▶ _TASK STATEMENT_: Copy out every line in the entries below that includes "RAID".

▶ _EXTRACTED RECORDS_:
======

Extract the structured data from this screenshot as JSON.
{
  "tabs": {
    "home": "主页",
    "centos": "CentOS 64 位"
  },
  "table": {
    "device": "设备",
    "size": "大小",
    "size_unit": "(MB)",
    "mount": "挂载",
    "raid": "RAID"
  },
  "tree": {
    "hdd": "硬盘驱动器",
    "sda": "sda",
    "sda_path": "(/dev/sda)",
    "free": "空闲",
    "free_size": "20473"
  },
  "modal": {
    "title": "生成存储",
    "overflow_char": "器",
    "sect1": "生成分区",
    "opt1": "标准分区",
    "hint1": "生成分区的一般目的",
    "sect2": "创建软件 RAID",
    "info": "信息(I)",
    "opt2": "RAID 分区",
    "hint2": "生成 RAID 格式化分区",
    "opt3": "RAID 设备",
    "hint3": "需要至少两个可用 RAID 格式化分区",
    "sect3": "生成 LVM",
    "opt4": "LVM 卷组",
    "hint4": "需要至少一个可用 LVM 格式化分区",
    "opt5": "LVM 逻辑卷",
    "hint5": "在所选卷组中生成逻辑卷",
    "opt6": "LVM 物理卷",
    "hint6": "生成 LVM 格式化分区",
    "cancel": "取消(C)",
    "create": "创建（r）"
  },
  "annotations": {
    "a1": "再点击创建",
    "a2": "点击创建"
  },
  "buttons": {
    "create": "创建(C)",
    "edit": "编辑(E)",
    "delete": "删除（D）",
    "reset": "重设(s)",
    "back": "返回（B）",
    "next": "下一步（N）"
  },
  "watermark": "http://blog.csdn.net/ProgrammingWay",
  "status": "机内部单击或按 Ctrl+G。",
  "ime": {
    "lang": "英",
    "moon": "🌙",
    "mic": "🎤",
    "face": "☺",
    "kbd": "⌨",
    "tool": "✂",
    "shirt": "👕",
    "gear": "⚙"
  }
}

======

▶ _RESULT OF THIS TASK_:
    "raid": "RAID"
    "sect2": "创建软件 RAID",
    "opt2": "RAID 分区",
    "hint2": "生成 RAID 格式化分区",
    "opt3": "RAID 设备",
    "hint3": "需要至少两个可用 RAID 格式化分区",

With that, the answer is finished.